# MATERIAL TO PROCESS
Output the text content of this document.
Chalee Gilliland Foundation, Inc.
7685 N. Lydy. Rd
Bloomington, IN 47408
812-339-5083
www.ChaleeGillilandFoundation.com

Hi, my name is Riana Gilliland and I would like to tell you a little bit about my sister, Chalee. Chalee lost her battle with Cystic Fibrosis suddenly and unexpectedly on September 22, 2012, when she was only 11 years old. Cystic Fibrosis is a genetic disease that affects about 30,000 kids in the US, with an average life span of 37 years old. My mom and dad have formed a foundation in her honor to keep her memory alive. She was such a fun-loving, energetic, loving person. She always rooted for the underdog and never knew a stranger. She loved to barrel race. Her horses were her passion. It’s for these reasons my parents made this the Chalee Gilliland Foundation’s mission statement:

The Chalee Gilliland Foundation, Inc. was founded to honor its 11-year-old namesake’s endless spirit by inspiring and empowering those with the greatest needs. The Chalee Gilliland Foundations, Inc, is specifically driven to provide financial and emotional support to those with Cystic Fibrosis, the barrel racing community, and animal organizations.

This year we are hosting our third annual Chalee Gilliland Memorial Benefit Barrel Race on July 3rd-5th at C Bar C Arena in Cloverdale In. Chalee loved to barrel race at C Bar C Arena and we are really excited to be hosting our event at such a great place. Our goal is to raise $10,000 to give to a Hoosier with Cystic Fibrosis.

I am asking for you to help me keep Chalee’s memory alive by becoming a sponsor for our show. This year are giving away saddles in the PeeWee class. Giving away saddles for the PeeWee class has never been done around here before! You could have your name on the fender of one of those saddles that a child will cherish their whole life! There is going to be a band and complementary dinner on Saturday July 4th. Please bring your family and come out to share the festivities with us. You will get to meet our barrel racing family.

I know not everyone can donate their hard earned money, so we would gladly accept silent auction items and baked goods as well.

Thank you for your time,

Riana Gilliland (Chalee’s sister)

# TASK OBJECTIVE
Each record above should be repeated exactly as it appears.

# TASK RESPONSE
Output the text content of this document.
Chalee Gilliland Foundation, Inc.
7685 N. Lydy. Rd
Bloomington, IN 47408
812-339-5083
www.ChaleeGillilandFoundation.com

Hi, my name is Riana Gilliland and I would like to tell you a little bit about my sister, Chalee. Chalee lost her battle with Cystic Fibrosis suddenly and unexpectedly on September 22, 2012, when she was only 11 years old. Cystic Fibrosis is a genetic disease that affects about 30,000 kids in the US, with an average life span of 37 years old. My mom and dad have formed a foundation in her honor to keep her memory alive. She was such a fun-loving, energetic, loving person. She always rooted for the underdog and never knew a stranger. She loved to barrel race. Her horses were her passion. It’s for these reasons my parents made this the Chalee Gilliland Foundation’s mission statement:

The Chalee Gilliland Foundation, Inc. was founded to honor its 11-year-old namesake’s endless spirit by inspiring and empowering those with the greatest needs. The Chalee Gilliland Foundations, Inc, is specifically driven to provide financial and emotional support to those with Cystic Fibrosis, the barrel racing community, and animal organizations.

This year we are hosting our third annual Chalee Gilliland Memorial Benefit Barrel Race on July 3rd-5th at C Bar C Arena in Cloverdale In. Chalee loved to barrel race at C Bar C Arena and we are really excited to be hosting our event at such a great place. Our goal is to raise $10,000 to give to a Hoosier with Cystic Fibrosis.

I am asking for you to help me keep Chalee’s memory alive by becoming a sponsor for our show. This year are giving away saddles in the PeeWee class. Giving away saddles for the PeeWee class has never been done around here before! You could have your name on the fender of one of those saddles that a child will cherish their whole life! There is going to be a band and complementary dinner on Saturday July 4th. Please bring your family and come out to share the festivities with us. You will get to meet our barrel racing family.

I know not everyone can donate their hard earned money, so we would gladly accept silent auction items and baked goods as well.

Thank you for your time,

Riana Gilliland (Chalee’s sister)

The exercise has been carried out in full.